- [Task statement]: Retype every entry exactly, character for character.

- [Data rows]:
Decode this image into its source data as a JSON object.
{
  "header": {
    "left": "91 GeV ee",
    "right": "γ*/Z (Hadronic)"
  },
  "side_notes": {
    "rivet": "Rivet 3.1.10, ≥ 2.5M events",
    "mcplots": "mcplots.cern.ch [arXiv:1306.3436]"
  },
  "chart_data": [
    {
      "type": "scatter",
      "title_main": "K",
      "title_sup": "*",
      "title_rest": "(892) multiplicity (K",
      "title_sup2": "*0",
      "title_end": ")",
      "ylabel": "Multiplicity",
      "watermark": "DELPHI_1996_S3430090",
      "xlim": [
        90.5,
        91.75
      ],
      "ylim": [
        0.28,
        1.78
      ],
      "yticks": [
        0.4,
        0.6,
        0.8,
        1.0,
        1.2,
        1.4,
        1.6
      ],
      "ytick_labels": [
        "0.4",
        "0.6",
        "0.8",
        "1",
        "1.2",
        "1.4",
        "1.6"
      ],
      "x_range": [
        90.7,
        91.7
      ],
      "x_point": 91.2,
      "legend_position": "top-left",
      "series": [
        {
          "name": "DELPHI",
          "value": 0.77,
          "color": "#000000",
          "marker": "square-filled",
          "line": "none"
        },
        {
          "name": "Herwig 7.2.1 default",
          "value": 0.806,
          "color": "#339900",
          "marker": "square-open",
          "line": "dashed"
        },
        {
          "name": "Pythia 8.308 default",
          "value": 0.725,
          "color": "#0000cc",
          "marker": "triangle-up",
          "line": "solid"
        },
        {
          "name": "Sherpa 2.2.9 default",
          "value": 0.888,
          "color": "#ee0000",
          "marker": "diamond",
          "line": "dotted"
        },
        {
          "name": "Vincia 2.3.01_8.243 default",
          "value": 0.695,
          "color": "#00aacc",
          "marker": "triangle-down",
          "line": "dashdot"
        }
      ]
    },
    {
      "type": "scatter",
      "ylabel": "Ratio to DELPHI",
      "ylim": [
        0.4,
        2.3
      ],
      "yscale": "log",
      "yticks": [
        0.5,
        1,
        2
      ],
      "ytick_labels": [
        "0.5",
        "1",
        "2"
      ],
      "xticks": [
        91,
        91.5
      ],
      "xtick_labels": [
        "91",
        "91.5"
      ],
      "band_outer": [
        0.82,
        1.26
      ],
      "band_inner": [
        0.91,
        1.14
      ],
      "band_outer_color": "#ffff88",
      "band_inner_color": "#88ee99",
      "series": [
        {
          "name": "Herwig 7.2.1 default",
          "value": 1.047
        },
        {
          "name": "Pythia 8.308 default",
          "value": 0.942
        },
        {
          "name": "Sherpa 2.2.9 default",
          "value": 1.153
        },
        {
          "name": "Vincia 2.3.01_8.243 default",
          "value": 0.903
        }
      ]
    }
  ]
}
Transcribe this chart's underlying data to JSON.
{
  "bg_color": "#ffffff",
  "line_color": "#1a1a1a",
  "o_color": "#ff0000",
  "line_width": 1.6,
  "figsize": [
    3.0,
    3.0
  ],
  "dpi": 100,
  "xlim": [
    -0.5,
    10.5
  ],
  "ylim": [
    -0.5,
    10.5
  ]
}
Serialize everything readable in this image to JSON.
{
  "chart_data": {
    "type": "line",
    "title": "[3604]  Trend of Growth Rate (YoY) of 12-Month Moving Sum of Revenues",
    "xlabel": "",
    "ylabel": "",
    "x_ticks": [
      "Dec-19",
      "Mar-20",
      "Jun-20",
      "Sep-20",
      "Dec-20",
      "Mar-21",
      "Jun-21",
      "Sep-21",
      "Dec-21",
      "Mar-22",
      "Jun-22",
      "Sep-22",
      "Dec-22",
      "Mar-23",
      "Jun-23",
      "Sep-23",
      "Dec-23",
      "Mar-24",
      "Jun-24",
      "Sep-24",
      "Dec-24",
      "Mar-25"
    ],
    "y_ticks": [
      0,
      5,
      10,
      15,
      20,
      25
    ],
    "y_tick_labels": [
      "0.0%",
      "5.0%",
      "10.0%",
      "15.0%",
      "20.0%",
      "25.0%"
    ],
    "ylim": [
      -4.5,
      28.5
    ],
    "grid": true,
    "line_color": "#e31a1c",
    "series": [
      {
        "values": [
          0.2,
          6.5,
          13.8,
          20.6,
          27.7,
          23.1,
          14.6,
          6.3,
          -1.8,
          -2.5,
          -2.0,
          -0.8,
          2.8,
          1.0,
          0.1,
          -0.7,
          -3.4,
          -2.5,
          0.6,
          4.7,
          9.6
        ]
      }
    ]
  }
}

- [Completed task]:
Decode this image into its source data as a JSON object.
{
  "header": {
    "left": "91 GeV ee",
    "right": "γ*/Z (Hadronic)"
  },
  "side_notes": {
    "rivet": "Rivet 3.1.10, ≥ 2.5M events",
    "mcplots": "mcplots.cern.ch [arXiv:1306.3436]"
  },
  "chart_data": [
    {
      "type": "scatter",
      "title_main": "K",
      "title_sup": "*",
      "title_rest": "(892) multiplicity (K",
      "title_sup2": "*0",
      "title_end": ")",
      "ylabel": "Multiplicity",
      "watermark": "DELPHI_1996_S3430090",
      "xlim": [
        90.5,
        91.75
      ],
      "ylim": [
        0.28,
        1.78
      ],
      "yticks": [
        0.4,
        0.6,
        0.8,
        1.0,
        1.2,
        1.4,
        1.6
      ],
      "ytick_labels": [
        "0.4",
        "0.6",
        "0.8",
        "1",
        "1.2",
        "1.4",
        "1.6"
      ],
      "x_range": [
        90.7,
        91.7
      ],
      "x_point": 91.2,
      "legend_position": "top-left",
      "series": [
        {
          "name": "DELPHI",
          "value": 0.77,
          "color": "#000000",
          "marker": "square-filled",
          "line": "none"
        },
        {
          "name": "Herwig 7.2.1 default",
          "value": 0.806,
          "color": "#339900",
          "marker": "square-open",
          "line": "dashed"
        },
        {
          "name": "Pythia 8.308 default",
          "value": 0.725,
          "color": "#0000cc",
          "marker": "triangle-up",
          "line": "solid"
        },
        {
          "name": "Sherpa 2.2.9 default",
          "value": 0.888,
          "color": "#ee0000",
          "marker": "diamond",
          "line": "dotted"
        },
        {
          "name": "Vincia 2.3.01_8.243 default",
          "value": 0.695,
          "color": "#00aacc",
          "marker": "triangle-down",
          "line": "dashdot"
        }
      ]
    },
    {
      "type": "scatter",
      "ylabel": "Ratio to DELPHI",
      "ylim": [
        0.4,
        2.3
      ],
      "yscale": "log",
      "yticks": [
        0.5,
        1,
        2
      ],
      "ytick_labels": [
        "0.5",
        "1",
        "2"
      ],
      "xticks": [
        91,
        91.5
      ],
      "xtick_labels": [
        "91",
        "91.5"
      ],
      "band_outer": [
        0.82,
        1.26
      ],
      "band_inner": [
        0.91,
        1.14
      ],
      "band_outer_color": "#ffff88",
      "band_inner_color": "#88ee99",
      "series": [
        {
          "name": "Herwig 7.2.1 default",
          "value": 1.047
        },
        {
          "name": "Pythia 8.308 default",
          "value": 0.942
        },
        {
          "name": "Sherpa 2.2.9 default",
          "value": 1.153
        },
        {
          "name": "Vincia 2.3.01_8.243 default",
          "value": 0.903
        }
      ]
    }
  ]
}
Transcribe this chart's underlying data to JSON.
{
  "bg_color": "#ffffff",
  "line_color": "#1a1a1a",
  "o_color": "#ff0000",
  "line_width": 1.6,
  "figsize": [
    3.0,
    3.0
  ],
  "dpi": 100,
  "xlim": [
    -0.5,
    10.5
  ],
  "ylim": [
    -0.5,
    10.5
  ]
}
Serialize everything readable in this image to JSON.
{
  "chart_data": {
    "type": "line",
    "title": "[3604]  Trend of Growth Rate (YoY) of 12-Month Moving Sum of Revenues",
    "xlabel": "",
    "ylabel": "",
    "x_ticks": [
      "Dec-19",
      "Mar-20",
      "Jun-20",
      "Sep-20",
      "Dec-20",
      "Mar-21",
      "Jun-21",
      "Sep-21",
      "Dec-21",
      "Mar-22",
      "Jun-22",
      "Sep-22",
      "Dec-22",
      "Mar-23",
      "Jun-23",
      "Sep-23",
      "Dec-23",
      "Mar-24",
      "Jun-24",
      "Sep-24",
      "Dec-24",
      "Mar-25"
    ],
    "y_ticks": [
      0,
      5,
      10,
      15,
      20,
      25
    ],
    "y_tick_labels": [
      "0.0%",
      "5.0%",
      "10.0%",
      "15.0%",
      "20.0%",
      "25.0%"
    ],
    "ylim": [
      -4.5,
      28.5
    ],
    "grid": true,
    "line_color": "#e31a1c",
    "series": [
      {
        "values": [
          0.2,
          6.5,
          13.8,
          20.6,
          27.7,
          23.1,
          14.6,
          6.3,
          -1.8,
          -2.5,
          -2.0,
          -0.8,
          2.8,
          1.0,
          0.1,
          -0.7,
          -3.4,
          -2.5,
          0.6,
          4.7,
          9.6
        ]
      }
    ]
  }
}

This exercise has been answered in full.